**What you need to do:** Determine how many lines hold "General" and give only that number.

**Record list:**

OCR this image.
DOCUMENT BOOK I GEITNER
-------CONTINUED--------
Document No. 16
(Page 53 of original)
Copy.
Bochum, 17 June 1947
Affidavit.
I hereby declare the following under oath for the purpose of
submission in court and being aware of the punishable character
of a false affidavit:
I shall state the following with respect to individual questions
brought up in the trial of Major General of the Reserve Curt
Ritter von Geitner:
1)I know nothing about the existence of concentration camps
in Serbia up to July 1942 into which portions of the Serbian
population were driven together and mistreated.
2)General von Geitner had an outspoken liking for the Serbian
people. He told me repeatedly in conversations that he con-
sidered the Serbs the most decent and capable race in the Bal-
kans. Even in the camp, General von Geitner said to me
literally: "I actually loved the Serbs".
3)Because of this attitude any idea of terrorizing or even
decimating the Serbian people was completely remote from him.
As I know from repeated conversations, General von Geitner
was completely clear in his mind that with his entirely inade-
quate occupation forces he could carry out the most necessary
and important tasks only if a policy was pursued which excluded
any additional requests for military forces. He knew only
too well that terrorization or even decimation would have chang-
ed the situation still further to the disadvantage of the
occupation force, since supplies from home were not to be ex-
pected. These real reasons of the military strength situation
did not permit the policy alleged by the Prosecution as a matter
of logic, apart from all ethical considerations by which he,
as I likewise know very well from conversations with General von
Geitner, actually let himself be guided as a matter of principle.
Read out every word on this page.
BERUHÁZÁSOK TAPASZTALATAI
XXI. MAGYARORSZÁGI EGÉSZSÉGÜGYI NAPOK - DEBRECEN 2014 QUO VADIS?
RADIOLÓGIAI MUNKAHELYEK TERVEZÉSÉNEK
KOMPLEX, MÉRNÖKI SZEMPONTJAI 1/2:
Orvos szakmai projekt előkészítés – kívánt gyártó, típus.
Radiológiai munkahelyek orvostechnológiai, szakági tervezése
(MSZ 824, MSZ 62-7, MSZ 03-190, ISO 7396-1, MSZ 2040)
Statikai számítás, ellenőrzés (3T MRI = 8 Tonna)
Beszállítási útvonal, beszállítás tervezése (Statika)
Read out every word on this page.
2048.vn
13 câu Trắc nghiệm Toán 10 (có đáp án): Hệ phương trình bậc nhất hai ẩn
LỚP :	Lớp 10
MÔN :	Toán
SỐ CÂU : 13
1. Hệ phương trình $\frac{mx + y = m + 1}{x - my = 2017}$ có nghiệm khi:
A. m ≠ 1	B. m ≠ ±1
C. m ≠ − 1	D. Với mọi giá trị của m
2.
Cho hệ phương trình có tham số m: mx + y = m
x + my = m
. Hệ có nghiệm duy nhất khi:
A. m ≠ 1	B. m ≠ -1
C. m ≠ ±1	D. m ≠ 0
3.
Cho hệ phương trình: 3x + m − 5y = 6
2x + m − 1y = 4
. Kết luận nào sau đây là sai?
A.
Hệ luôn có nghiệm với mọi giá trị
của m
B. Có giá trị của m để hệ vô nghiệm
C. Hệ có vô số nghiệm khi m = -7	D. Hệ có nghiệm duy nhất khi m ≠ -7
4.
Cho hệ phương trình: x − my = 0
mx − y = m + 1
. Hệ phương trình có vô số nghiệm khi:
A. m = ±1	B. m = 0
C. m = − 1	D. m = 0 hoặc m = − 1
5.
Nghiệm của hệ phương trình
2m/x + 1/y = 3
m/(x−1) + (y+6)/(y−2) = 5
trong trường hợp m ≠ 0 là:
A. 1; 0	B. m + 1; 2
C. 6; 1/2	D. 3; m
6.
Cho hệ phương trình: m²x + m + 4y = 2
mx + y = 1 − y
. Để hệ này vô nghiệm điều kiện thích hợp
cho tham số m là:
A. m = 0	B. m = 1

**Final result:** 5